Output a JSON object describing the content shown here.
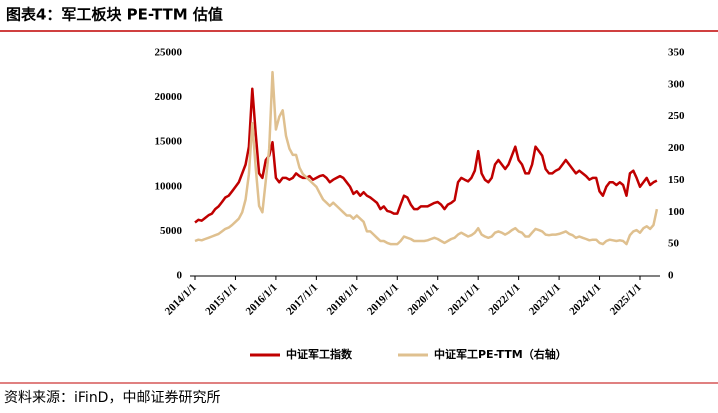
{
  "chart_data": {
    "type": "line",
    "title": "图表4：军工板块 PE-TTM 估值",
    "source": "资料来源：iFinD，中邮证券研究所",
    "x": [
      "2014/1/1",
      "2014/2/1",
      "2014/3/1",
      "2014/4/1",
      "2014/5/1",
      "2014/6/1",
      "2014/7/1",
      "2014/8/1",
      "2014/9/1",
      "2014/10/1",
      "2014/11/1",
      "2014/12/1",
      "2015/1/1",
      "2015/2/1",
      "2015/3/1",
      "2015/4/1",
      "2015/5/1",
      "2015/6/1",
      "2015/7/1",
      "2015/8/1",
      "2015/9/1",
      "2015/10/1",
      "2015/11/1",
      "2015/12/1",
      "2016/1/1",
      "2016/2/1",
      "2016/3/1",
      "2016/4/1",
      "2016/5/1",
      "2016/6/1",
      "2016/7/1",
      "2016/8/1",
      "2016/9/1",
      "2016/10/1",
      "2016/11/1",
      "2016/12/1",
      "2017/1/1",
      "2017/2/1",
      "2017/3/1",
      "2017/4/1",
      "2017/5/1",
      "2017/6/1",
      "2017/7/1",
      "2017/8/1",
      "2017/9/1",
      "2017/10/1",
      "2017/11/1",
      "2017/12/1",
      "2018/1/1",
      "2018/2/1",
      "2018/3/1",
      "2018/4/1",
      "2018/5/1",
      "2018/6/1",
      "2018/7/1",
      "2018/8/1",
      "2018/9/1",
      "2018/10/1",
      "2018/11/1",
      "2018/12/1",
      "2019/1/1",
      "2019/2/1",
      "2019/3/1",
      "2019/4/1",
      "2019/5/1",
      "2019/6/1",
      "2019/7/1",
      "2019/8/1",
      "2019/9/1",
      "2019/10/1",
      "2019/11/1",
      "2019/12/1",
      "2020/1/1",
      "2020/2/1",
      "2020/3/1",
      "2020/4/1",
      "2020/5/1",
      "2020/6/1",
      "2020/7/1",
      "2020/8/1",
      "2020/9/1",
      "2020/10/1",
      "2020/11/1",
      "2020/12/1",
      "2021/1/1",
      "2021/2/1",
      "2021/3/1",
      "2021/4/1",
      "2021/5/1",
      "2021/6/1",
      "2021/7/1",
      "2021/8/1",
      "2021/9/1",
      "2021/10/1",
      "2021/11/1",
      "2021/12/1",
      "2022/1/1",
      "2022/2/1",
      "2022/3/1",
      "2022/4/1",
      "2022/5/1",
      "2022/6/1",
      "2022/7/1",
      "2022/8/1",
      "2022/9/1",
      "2022/10/1",
      "2022/11/1",
      "2022/12/1",
      "2023/1/1",
      "2023/2/1",
      "2023/3/1",
      "2023/4/1",
      "2023/5/1",
      "2023/6/1",
      "2023/7/1",
      "2023/8/1",
      "2023/9/1",
      "2023/10/1",
      "2023/11/1",
      "2023/12/1",
      "2024/1/1",
      "2024/2/1",
      "2024/3/1",
      "2024/4/1",
      "2024/5/1",
      "2024/6/1",
      "2024/7/1",
      "2024/8/1",
      "2024/9/1",
      "2024/10/1",
      "2024/11/1",
      "2024/12/1",
      "2025/1/1",
      "2025/2/1",
      "2025/3/1",
      "2025/4/1",
      "2025/5/1",
      "2025/6/1"
    ],
    "series": [
      {
        "name": "中证军工指数",
        "color": "#c00000",
        "axis": "y",
        "values": [
          6000,
          6300,
          6200,
          6500,
          6800,
          7000,
          7500,
          7800,
          8300,
          8800,
          9000,
          9500,
          10000,
          10500,
          11500,
          12500,
          14500,
          21000,
          16000,
          11500,
          11000,
          13000,
          13500,
          15000,
          11000,
          10500,
          11000,
          11000,
          10800,
          11000,
          11500,
          11200,
          11000,
          11000,
          11200,
          10800,
          11000,
          11200,
          11300,
          11000,
          10500,
          10800,
          11000,
          11200,
          11000,
          10500,
          10000,
          9200,
          9500,
          9000,
          9400,
          9000,
          8800,
          8500,
          8200,
          7500,
          7800,
          7300,
          7200,
          7000,
          7000,
          8000,
          9000,
          8800,
          8000,
          7500,
          7500,
          7800,
          7800,
          7800,
          8000,
          8200,
          8300,
          8000,
          7500,
          8000,
          8200,
          8500,
          10500,
          11000,
          10800,
          10600,
          11000,
          11800,
          14000,
          11500,
          10800,
          10500,
          11000,
          12500,
          13000,
          12500,
          12000,
          12500,
          13500,
          14500,
          13000,
          12500,
          11500,
          11500,
          12500,
          14500,
          14000,
          13500,
          12000,
          11500,
          11500,
          11800,
          12000,
          12500,
          13000,
          12500,
          12000,
          11500,
          11800,
          11500,
          11200,
          10800,
          11000,
          11000,
          9500,
          9000,
          10000,
          10500,
          10500,
          10200,
          10500,
          10200,
          9000,
          11500,
          11800,
          11000,
          10000,
          10500,
          11000,
          10200,
          10500,
          10700
        ]
      },
      {
        "name": "中证军工PE-TTM（右轴）",
        "color": "#dfc08f",
        "axis": "y2",
        "values": [
          55,
          57,
          56,
          58,
          60,
          62,
          64,
          66,
          70,
          74,
          76,
          80,
          85,
          90,
          100,
          120,
          160,
          240,
          170,
          110,
          100,
          150,
          200,
          320,
          230,
          250,
          260,
          220,
          200,
          190,
          190,
          170,
          160,
          155,
          150,
          145,
          140,
          130,
          120,
          115,
          110,
          115,
          110,
          105,
          100,
          95,
          95,
          90,
          95,
          90,
          85,
          70,
          70,
          65,
          60,
          55,
          55,
          52,
          50,
          50,
          50,
          55,
          62,
          60,
          58,
          55,
          55,
          55,
          55,
          56,
          58,
          60,
          58,
          55,
          52,
          55,
          58,
          60,
          65,
          68,
          65,
          62,
          64,
          68,
          75,
          65,
          62,
          60,
          62,
          68,
          70,
          68,
          65,
          68,
          72,
          75,
          70,
          68,
          62,
          62,
          68,
          74,
          72,
          70,
          65,
          64,
          65,
          65,
          66,
          68,
          70,
          66,
          64,
          60,
          62,
          60,
          58,
          56,
          57,
          57,
          52,
          50,
          55,
          57,
          56,
          55,
          56,
          55,
          50,
          64,
          70,
          72,
          68,
          75,
          78,
          74,
          80,
          105
        ]
      }
    ],
    "xticks": [
      "2014/1/1",
      "2015/1/1",
      "2016/1/1",
      "2017/1/1",
      "2018/1/1",
      "2019/1/1",
      "2020/1/1",
      "2021/1/1",
      "2022/1/1",
      "2023/1/1",
      "2024/1/1",
      "2025/1/1"
    ],
    "ylim": [
      0,
      25000
    ],
    "yticks": [
      0,
      5000,
      10000,
      15000,
      20000,
      25000
    ],
    "y2lim": [
      0,
      350
    ],
    "y2ticks": [
      0,
      50,
      100,
      150,
      200,
      250,
      300,
      350
    ]
  }
}
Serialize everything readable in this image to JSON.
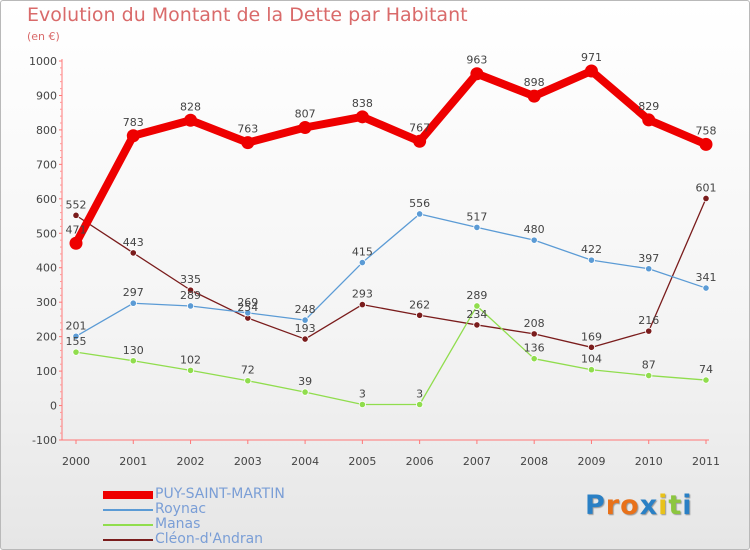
{
  "chart_data": {
    "type": "line",
    "title": "Evolution du Montant de la Dette par Habitant",
    "subtitle": "(en €)",
    "categories": [
      "2000",
      "2001",
      "2002",
      "2003",
      "2004",
      "2005",
      "2006",
      "2007",
      "2008",
      "2009",
      "2010",
      "2011"
    ],
    "ylim": [
      -100,
      1000
    ],
    "yticks": [
      -100,
      0,
      100,
      200,
      300,
      400,
      500,
      600,
      700,
      800,
      900,
      1000
    ],
    "grid": false,
    "legend_position": "bottom-left",
    "series": [
      {
        "name": "PUY-SAINT-MARTIN",
        "color": "#ee0000",
        "values": [
          471,
          783,
          828,
          763,
          807,
          838,
          767,
          963,
          898,
          971,
          829,
          758
        ]
      },
      {
        "name": "Roynac",
        "color": "#5b9bd5",
        "values": [
          201,
          297,
          289,
          269,
          248,
          415,
          556,
          517,
          480,
          422,
          397,
          341
        ]
      },
      {
        "name": "Manas",
        "color": "#90dd4d",
        "values": [
          155,
          130,
          102,
          72,
          39,
          3,
          3,
          289,
          136,
          104,
          87,
          74
        ]
      },
      {
        "name": "Cléon-d'Andran",
        "color": "#7a1c1c",
        "values": [
          552,
          443,
          335,
          254,
          193,
          293,
          262,
          234,
          208,
          169,
          216,
          601
        ]
      }
    ]
  },
  "logo": {
    "letters": [
      "P",
      "r",
      "o",
      "x",
      "i",
      "t",
      "i"
    ],
    "colors": [
      "#2a80c5",
      "#e8711a",
      "#e8711a",
      "#2a80c5",
      "#e8c21a",
      "#8cc63f",
      "#2a80c5"
    ]
  }
}
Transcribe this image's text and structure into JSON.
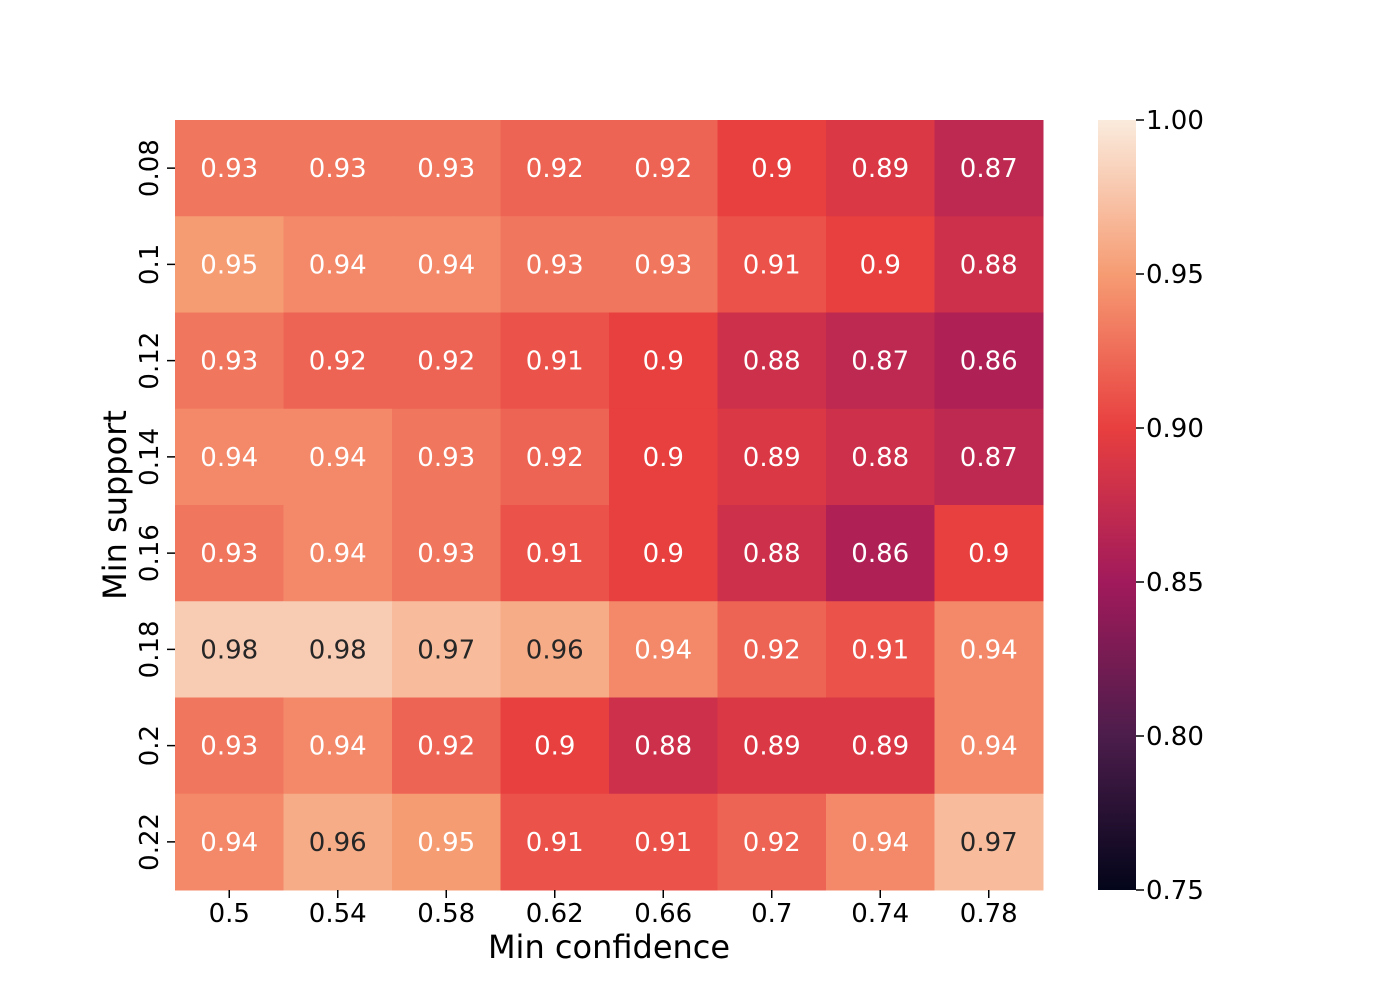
{
  "chart_data": {
    "type": "heatmap",
    "title": "",
    "xlabel": "Min confidence",
    "ylabel": "Min support",
    "x_categories": [
      "0.5",
      "0.54",
      "0.58",
      "0.62",
      "0.66",
      "0.7",
      "0.74",
      "0.78"
    ],
    "y_categories": [
      "0.08",
      "0.1",
      "0.12",
      "0.14",
      "0.16",
      "0.18",
      "0.2",
      "0.22"
    ],
    "values": [
      [
        0.93,
        0.93,
        0.93,
        0.92,
        0.92,
        0.9,
        0.89,
        0.87
      ],
      [
        0.95,
        0.94,
        0.94,
        0.93,
        0.93,
        0.91,
        0.9,
        0.88
      ],
      [
        0.93,
        0.92,
        0.92,
        0.91,
        0.9,
        0.88,
        0.87,
        0.86
      ],
      [
        0.94,
        0.94,
        0.93,
        0.92,
        0.9,
        0.89,
        0.88,
        0.87
      ],
      [
        0.93,
        0.94,
        0.93,
        0.91,
        0.9,
        0.88,
        0.86,
        0.9
      ],
      [
        0.98,
        0.98,
        0.97,
        0.96,
        0.94,
        0.92,
        0.91,
        0.94
      ],
      [
        0.93,
        0.94,
        0.92,
        0.9,
        0.88,
        0.89,
        0.89,
        0.94
      ],
      [
        0.94,
        0.96,
        0.95,
        0.91,
        0.91,
        0.92,
        0.94,
        0.97
      ]
    ],
    "annotations": [
      [
        "0.93",
        "0.93",
        "0.93",
        "0.92",
        "0.92",
        "0.9",
        "0.89",
        "0.87"
      ],
      [
        "0.95",
        "0.94",
        "0.94",
        "0.93",
        "0.93",
        "0.91",
        "0.9",
        "0.88"
      ],
      [
        "0.93",
        "0.92",
        "0.92",
        "0.91",
        "0.9",
        "0.88",
        "0.87",
        "0.86"
      ],
      [
        "0.94",
        "0.94",
        "0.93",
        "0.92",
        "0.9",
        "0.89",
        "0.88",
        "0.87"
      ],
      [
        "0.93",
        "0.94",
        "0.93",
        "0.91",
        "0.9",
        "0.88",
        "0.86",
        "0.9"
      ],
      [
        "0.98",
        "0.98",
        "0.97",
        "0.96",
        "0.94",
        "0.92",
        "0.91",
        "0.94"
      ],
      [
        "0.93",
        "0.94",
        "0.92",
        "0.9",
        "0.88",
        "0.89",
        "0.89",
        "0.94"
      ],
      [
        "0.94",
        "0.96",
        "0.95",
        "0.91",
        "0.91",
        "0.92",
        "0.94",
        "0.97"
      ]
    ],
    "colorbar": {
      "range": [
        0.75,
        1.0
      ],
      "ticks": [
        0.75,
        0.8,
        0.85,
        0.9,
        0.95,
        1.0
      ],
      "tick_labels": [
        "0.75",
        "0.80",
        "0.85",
        "0.90",
        "0.95",
        "1.00"
      ]
    },
    "colormap": "rocket",
    "colormap_stops": [
      {
        "v": 0.0,
        "c": "#03051a"
      },
      {
        "v": 0.2,
        "c": "#4c1d4b"
      },
      {
        "v": 0.4,
        "c": "#a11a5b"
      },
      {
        "v": 0.6,
        "c": "#e83f3f"
      },
      {
        "v": 0.8,
        "c": "#f69c73"
      },
      {
        "v": 1.0,
        "c": "#faebdd"
      }
    ],
    "annotation_colors": {
      "dark_bg_text": "#ffffff",
      "light_bg_text": "#262626"
    },
    "grid": false,
    "legend": "none"
  }
}
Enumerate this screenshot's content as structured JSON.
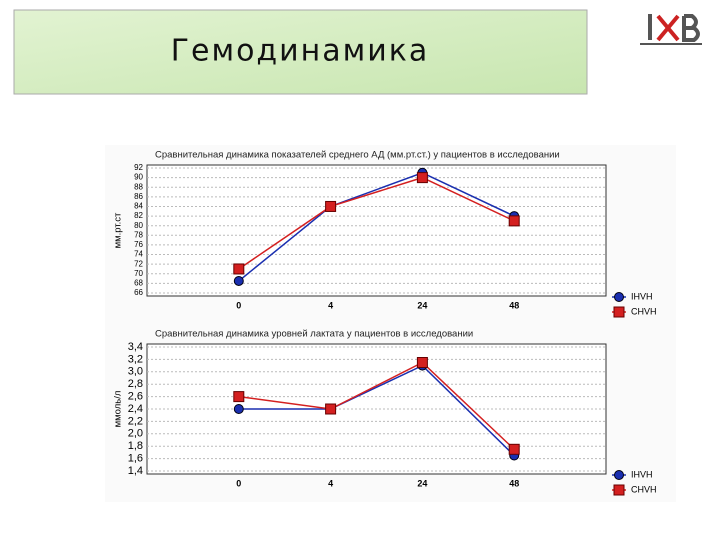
__________
## [Task instructions]
Count up the lines in the listing that hold the word "JSON", and give that number only.

## [Task solution]
4